• _RECORDS FOR THE TASK_
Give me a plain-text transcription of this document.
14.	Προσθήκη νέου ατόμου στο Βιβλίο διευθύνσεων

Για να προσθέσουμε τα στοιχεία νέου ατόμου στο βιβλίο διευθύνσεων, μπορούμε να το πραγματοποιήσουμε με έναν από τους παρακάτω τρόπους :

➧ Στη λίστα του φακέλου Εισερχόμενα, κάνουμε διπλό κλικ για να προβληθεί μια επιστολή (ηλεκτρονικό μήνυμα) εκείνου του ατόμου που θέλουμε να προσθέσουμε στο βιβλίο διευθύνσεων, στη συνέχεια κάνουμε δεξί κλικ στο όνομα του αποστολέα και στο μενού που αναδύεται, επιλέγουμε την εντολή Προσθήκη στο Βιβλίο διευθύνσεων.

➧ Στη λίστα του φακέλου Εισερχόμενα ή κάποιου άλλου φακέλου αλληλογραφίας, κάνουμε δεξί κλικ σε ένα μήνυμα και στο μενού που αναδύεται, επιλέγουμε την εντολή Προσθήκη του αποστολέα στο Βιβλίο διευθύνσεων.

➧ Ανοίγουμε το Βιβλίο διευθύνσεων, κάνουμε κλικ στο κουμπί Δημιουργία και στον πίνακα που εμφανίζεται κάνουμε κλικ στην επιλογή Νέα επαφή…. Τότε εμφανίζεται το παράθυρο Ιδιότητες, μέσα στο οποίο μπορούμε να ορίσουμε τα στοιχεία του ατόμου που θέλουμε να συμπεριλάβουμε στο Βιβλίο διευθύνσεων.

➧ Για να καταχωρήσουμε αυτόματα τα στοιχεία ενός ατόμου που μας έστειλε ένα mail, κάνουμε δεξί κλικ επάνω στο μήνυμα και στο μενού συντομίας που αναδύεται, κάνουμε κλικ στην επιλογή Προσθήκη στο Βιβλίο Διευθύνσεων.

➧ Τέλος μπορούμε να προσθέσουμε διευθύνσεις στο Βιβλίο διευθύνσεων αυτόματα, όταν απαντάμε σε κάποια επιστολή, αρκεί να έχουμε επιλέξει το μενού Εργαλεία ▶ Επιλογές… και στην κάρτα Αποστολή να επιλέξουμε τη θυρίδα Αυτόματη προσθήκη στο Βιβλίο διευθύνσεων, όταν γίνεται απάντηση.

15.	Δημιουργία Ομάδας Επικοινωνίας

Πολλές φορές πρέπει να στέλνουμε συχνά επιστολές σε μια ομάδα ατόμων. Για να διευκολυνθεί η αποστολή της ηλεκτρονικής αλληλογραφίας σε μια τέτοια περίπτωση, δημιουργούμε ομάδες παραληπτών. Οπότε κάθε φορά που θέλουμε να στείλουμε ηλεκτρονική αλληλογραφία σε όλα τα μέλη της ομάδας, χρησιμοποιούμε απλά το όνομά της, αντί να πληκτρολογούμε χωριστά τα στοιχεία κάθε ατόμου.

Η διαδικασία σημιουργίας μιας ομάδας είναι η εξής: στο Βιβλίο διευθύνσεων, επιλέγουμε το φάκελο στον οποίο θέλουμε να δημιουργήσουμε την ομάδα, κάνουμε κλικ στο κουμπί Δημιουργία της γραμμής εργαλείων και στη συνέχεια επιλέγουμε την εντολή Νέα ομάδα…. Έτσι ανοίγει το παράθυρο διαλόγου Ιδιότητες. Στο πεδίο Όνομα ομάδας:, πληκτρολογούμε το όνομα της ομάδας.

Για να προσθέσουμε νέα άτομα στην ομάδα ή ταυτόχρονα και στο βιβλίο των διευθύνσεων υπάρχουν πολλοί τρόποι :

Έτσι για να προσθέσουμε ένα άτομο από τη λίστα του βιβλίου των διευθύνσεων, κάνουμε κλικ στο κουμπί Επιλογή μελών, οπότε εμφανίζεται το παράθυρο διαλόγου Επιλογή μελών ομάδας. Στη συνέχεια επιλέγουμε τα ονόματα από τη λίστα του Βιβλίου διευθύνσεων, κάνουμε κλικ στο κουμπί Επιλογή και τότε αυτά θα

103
--
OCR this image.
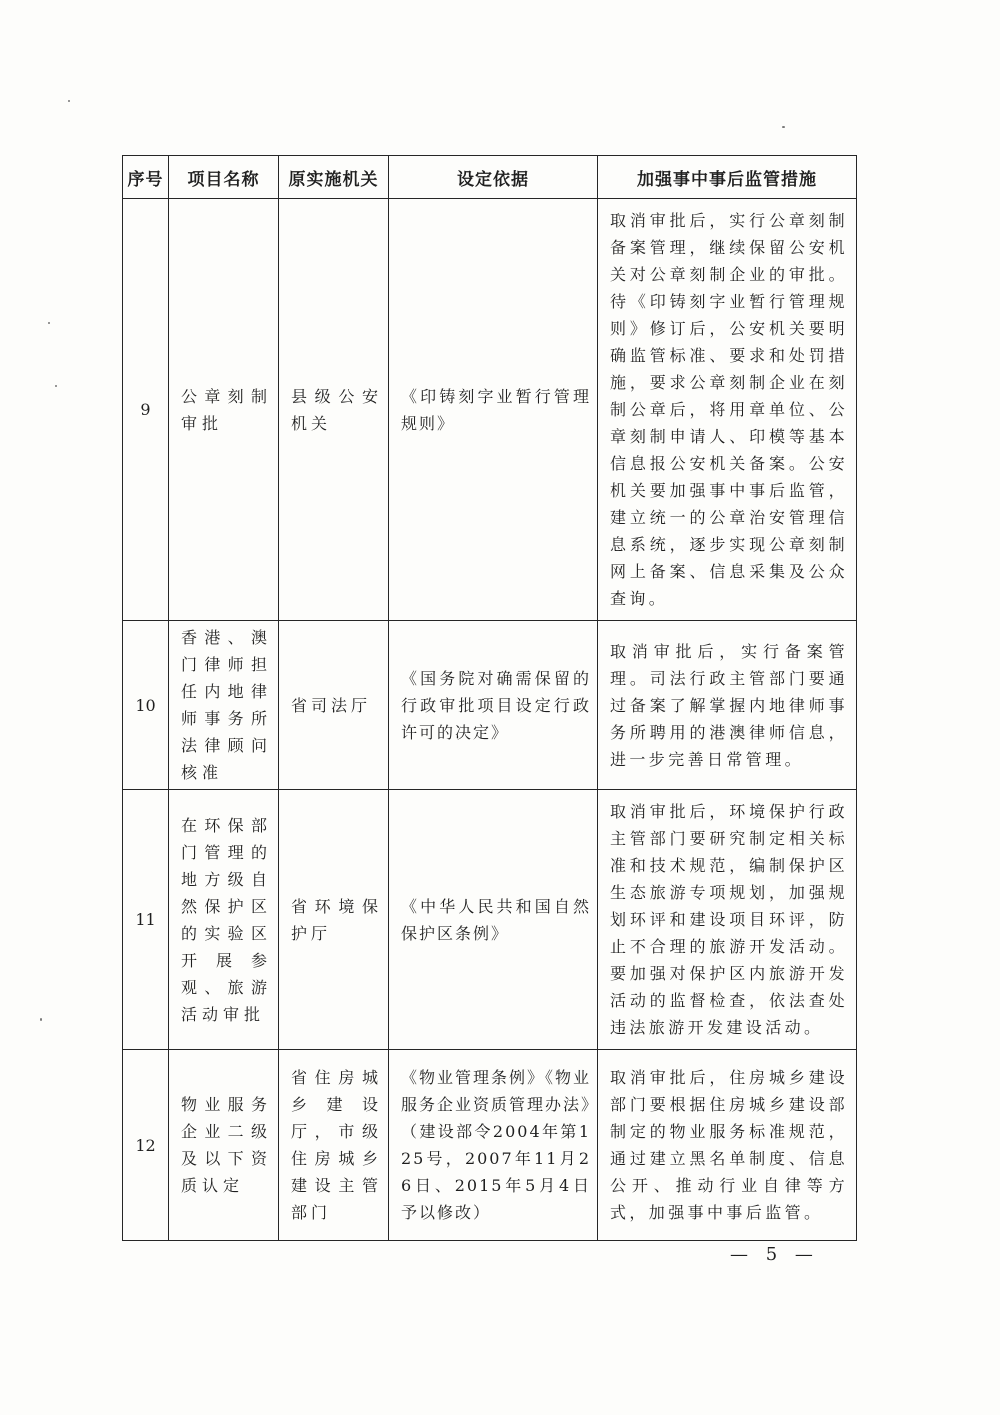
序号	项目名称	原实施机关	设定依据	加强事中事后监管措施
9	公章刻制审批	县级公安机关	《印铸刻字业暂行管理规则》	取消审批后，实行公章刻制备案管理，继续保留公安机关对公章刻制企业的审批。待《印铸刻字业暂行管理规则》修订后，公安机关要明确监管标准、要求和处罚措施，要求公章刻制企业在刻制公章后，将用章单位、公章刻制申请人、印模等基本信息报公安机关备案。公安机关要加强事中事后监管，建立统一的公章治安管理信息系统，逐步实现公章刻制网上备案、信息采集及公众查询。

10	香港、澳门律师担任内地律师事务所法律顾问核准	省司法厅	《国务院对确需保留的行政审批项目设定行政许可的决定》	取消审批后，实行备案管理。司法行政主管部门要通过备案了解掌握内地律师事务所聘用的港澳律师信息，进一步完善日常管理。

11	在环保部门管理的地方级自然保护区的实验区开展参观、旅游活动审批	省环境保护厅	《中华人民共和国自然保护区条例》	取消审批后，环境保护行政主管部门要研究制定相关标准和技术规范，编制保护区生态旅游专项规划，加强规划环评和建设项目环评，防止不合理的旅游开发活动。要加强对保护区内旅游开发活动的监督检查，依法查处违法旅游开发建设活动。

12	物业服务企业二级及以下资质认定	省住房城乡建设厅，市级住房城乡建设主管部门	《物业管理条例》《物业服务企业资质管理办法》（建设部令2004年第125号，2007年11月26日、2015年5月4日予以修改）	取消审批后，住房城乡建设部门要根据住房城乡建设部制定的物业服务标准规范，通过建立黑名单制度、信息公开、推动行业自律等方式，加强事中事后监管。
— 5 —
--
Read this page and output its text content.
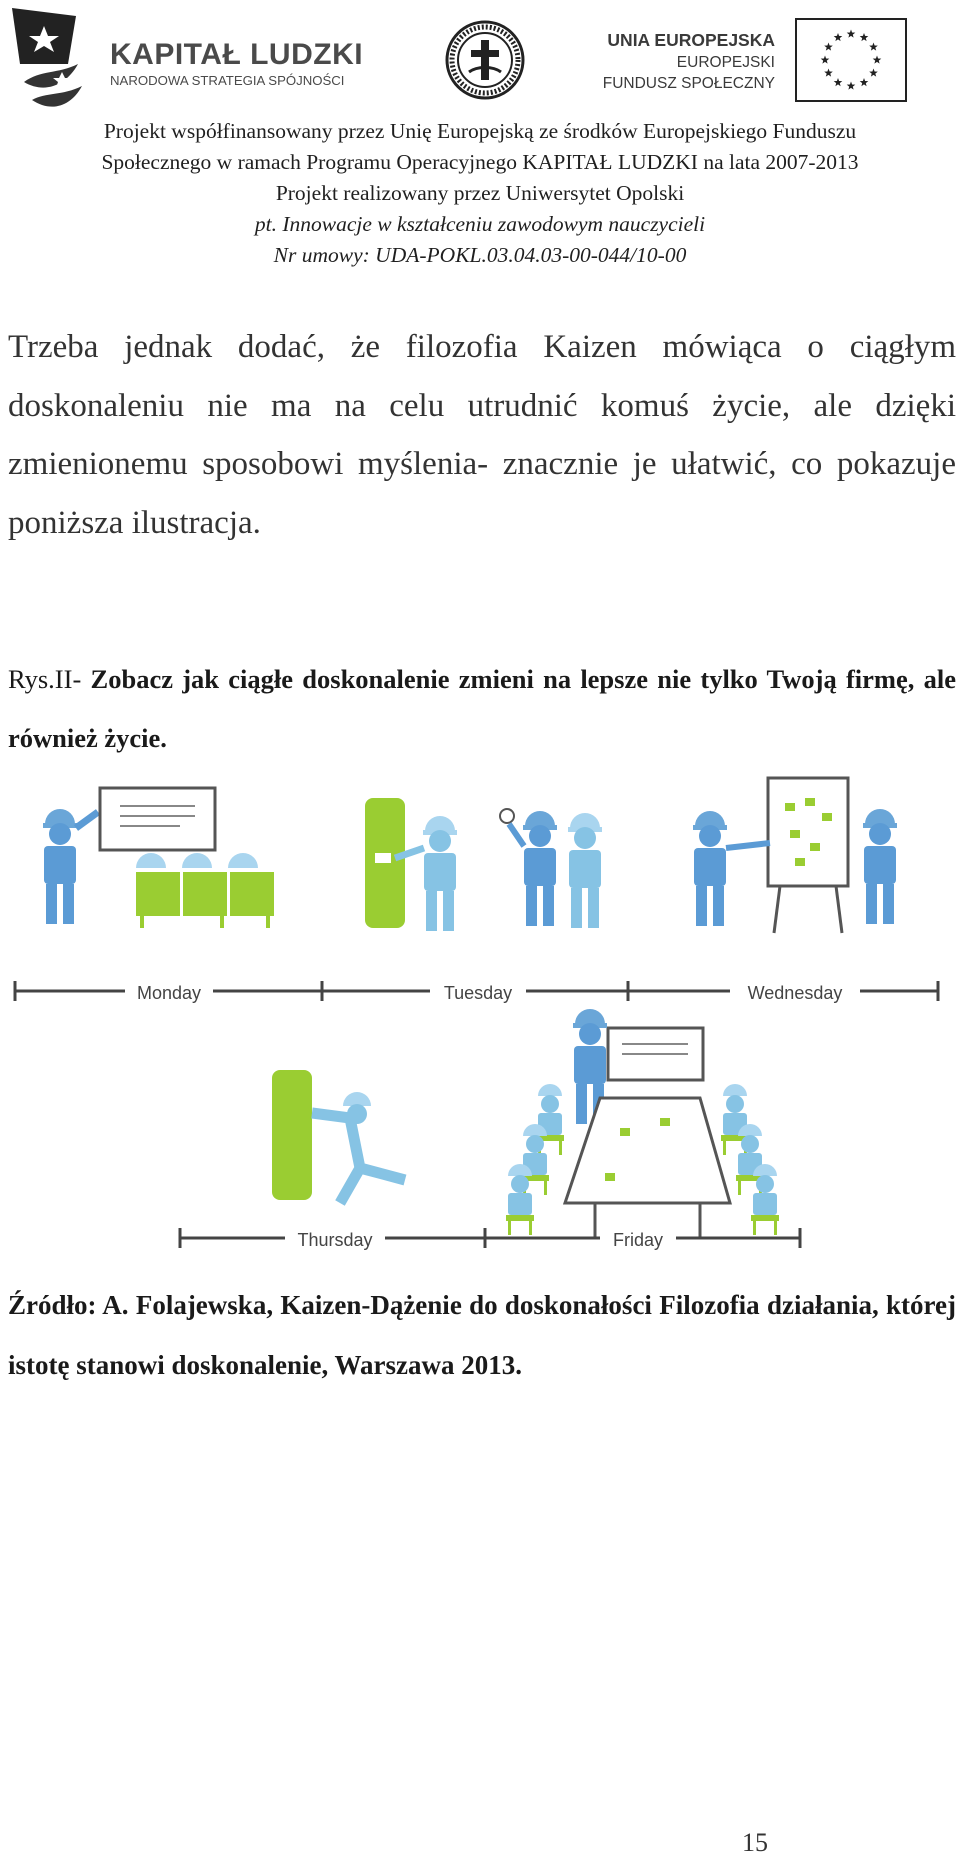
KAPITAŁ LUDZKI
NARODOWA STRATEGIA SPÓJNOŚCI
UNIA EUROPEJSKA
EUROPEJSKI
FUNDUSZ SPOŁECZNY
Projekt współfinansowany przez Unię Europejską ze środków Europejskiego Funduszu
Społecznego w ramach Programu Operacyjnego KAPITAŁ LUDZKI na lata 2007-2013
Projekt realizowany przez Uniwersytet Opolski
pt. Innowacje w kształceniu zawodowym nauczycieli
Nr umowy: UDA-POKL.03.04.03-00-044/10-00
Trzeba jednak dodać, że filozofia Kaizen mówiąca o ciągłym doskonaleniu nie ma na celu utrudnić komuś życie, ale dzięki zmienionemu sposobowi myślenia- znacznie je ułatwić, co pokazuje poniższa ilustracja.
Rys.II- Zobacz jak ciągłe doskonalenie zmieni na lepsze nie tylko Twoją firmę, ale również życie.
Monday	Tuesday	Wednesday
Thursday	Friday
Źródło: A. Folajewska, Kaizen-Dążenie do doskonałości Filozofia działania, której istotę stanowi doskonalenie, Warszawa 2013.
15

• _EXERCISE TASK_
Show every line of the listing in which the string "text" can be found.

• _COMPLETE ANSWER_
Give me a plain-text transcription of this document.
Read this page and output its text content.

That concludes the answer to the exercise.